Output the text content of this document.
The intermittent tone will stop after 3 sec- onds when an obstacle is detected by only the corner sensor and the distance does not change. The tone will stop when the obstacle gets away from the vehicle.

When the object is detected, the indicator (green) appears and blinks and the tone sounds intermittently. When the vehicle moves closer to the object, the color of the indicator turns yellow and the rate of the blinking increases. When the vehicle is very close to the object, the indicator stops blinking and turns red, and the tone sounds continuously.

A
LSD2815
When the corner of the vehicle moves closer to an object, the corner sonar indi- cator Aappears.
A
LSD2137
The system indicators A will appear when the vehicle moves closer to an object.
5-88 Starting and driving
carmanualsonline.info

=====

STATED PROBLEM
Search the records above for "will". Copy each line where it is found.

RESULT OF THIS EXERCISE
The intermittent tone will stop after 3 sec- onds when an obstacle is detected by only the corner sensor and the distance does not change. The tone will stop when the obstacle gets away from the vehicle.
The system indicators A will appear when the vehicle moves closer to an object.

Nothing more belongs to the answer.